## SOURCE
■ ■ ■

Chaque samedi, l’actualité lotoise vue par Philippe Mellet et surtout par ses chats.
Lundi._ C’est devenu une tradition, les jours de rentrée scolaire. Avec Sibelle, l’air de pas y toucher, on multiplie les allers-retours sur le bolet. On tend l’oreille, et après on jette un œil dans la rue. On essaie de saisir quelques éclats de rire quand ce ne sont pas des pleurs, on cherche à apercevoir une maman ou un papa accompagnant son ou ses enfants… L’école est située à quelques hectomètres de notre maison, sur les hauteurs du vieux village. Jusqu’au dernier week-end d’août, ce sont des vacanciers que l’on croisait, des touristes. Mais désormais, d’autres visages, d’autres silhouettes se pressent. C’est dans ces moments-là que l’on saisit pleinement l’immense richesse que constitue pour une petite commune de conserver une école, une vraie. Et quand bien même mes propres enfants ne sont plus scolarisés depuis longtemps, je reprends ce lundi d’autres habitudes. Comme tous les autres adultes, actifs ou retraités, qui habitent notre petit bourg accroché à la colline. Et Sibelle aussi. Y compris sur le plan de sa propre sécurité. Elle craint moins les enfants que leurs parents automobilistes quand ils viennent déposer leurs chères têtes blondes ou pas blondes et craignent d’être en retard. Mais les jours de rentrée sont aussi jours de nostalgie. Est-ce vrai ? Est-ce déjà il y a plus d’un demi-siècle que je fréquentais l’école Jean-Jaurès à Sedan ? Et c’est en quelle classe, déjà, que j’avais appris ce poème de Paul Verlaine ? « Dis, qu’as-tu fait, toi que voilà, De ta jeunesse ? » Sibelle me regarde avec ce qui ressemble à de l’empathie. J’en profite. Alors je garde pour moi ce souvenir olfactif : pourquoi l’odeur étrange de la brosse qui effaçait la craie sur le tableau me semblait tout à la fois immonde et enivrante ?

■ ■ ■

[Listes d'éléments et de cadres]
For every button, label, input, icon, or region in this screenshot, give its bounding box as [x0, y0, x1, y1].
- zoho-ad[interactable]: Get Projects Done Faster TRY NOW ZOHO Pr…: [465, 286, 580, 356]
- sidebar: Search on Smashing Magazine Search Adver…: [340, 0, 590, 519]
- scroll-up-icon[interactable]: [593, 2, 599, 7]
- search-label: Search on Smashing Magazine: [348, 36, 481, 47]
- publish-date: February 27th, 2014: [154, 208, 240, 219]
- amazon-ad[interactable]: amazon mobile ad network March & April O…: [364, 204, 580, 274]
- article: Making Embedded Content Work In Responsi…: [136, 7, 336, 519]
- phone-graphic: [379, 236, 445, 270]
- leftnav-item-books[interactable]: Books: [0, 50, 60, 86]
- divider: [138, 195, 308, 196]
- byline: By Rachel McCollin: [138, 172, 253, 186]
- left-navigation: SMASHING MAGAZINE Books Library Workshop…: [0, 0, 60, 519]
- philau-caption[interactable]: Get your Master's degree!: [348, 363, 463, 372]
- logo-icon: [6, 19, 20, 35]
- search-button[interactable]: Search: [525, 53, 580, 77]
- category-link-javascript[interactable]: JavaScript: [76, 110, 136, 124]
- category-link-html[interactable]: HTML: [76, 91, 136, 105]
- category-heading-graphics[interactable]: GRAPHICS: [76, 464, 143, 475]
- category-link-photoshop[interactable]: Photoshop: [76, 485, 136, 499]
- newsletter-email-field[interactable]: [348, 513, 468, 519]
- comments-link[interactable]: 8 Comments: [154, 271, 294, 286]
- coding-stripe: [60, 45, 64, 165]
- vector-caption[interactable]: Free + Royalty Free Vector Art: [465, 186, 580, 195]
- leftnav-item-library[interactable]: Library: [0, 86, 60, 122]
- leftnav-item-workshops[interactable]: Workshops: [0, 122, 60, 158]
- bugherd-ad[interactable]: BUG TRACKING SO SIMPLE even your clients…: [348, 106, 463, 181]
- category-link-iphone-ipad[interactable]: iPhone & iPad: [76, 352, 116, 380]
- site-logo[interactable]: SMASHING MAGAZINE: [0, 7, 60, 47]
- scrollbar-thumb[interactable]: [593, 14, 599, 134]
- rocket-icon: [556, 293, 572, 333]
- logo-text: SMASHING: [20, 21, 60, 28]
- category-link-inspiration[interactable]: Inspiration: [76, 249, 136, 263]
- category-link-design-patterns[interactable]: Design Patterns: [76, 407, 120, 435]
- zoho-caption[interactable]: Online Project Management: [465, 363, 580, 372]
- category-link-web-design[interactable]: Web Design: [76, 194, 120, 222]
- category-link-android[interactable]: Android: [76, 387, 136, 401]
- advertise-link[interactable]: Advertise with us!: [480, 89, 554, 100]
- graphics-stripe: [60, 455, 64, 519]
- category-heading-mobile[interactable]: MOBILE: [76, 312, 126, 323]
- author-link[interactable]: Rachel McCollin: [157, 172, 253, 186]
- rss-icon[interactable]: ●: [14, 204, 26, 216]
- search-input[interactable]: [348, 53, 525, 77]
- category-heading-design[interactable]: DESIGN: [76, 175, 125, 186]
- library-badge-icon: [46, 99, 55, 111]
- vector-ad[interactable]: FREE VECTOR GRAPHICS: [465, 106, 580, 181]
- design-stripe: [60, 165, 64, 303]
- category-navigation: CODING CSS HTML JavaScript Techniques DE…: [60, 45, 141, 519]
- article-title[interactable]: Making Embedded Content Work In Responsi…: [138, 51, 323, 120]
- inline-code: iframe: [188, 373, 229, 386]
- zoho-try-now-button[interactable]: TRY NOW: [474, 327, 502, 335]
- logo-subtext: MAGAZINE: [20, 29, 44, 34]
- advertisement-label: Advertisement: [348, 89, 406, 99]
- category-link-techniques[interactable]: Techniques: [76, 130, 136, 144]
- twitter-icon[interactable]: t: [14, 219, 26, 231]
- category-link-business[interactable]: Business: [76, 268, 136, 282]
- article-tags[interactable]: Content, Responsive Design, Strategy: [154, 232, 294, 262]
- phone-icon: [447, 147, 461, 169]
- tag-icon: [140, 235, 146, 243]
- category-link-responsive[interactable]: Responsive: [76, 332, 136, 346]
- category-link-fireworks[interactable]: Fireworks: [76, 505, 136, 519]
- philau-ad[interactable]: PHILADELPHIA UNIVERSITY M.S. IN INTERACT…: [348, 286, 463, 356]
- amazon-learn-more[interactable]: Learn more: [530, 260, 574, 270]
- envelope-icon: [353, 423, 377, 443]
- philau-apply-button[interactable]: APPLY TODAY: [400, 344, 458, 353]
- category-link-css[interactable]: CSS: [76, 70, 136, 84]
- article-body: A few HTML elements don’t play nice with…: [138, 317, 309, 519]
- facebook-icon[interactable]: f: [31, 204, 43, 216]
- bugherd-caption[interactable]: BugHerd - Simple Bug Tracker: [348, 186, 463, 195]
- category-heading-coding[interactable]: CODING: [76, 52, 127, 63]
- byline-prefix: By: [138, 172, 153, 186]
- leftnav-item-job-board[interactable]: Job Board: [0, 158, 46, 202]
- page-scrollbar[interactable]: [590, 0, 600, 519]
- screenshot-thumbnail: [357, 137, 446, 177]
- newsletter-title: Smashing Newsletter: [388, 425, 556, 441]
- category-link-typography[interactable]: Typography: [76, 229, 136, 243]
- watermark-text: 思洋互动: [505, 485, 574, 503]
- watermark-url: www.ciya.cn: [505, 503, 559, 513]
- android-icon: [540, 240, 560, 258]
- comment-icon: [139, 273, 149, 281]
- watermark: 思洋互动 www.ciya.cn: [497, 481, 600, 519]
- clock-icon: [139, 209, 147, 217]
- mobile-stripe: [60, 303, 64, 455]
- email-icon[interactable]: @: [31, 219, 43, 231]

■ ■ ■

## À FAIRE
D'après la chronique, qui Sibelle craint-elle davantage que les enfants ?

## RÉPONSE
Leurs parents automobilistes, quand ils viennent déposer leurs enfants et craignent d'être en retard.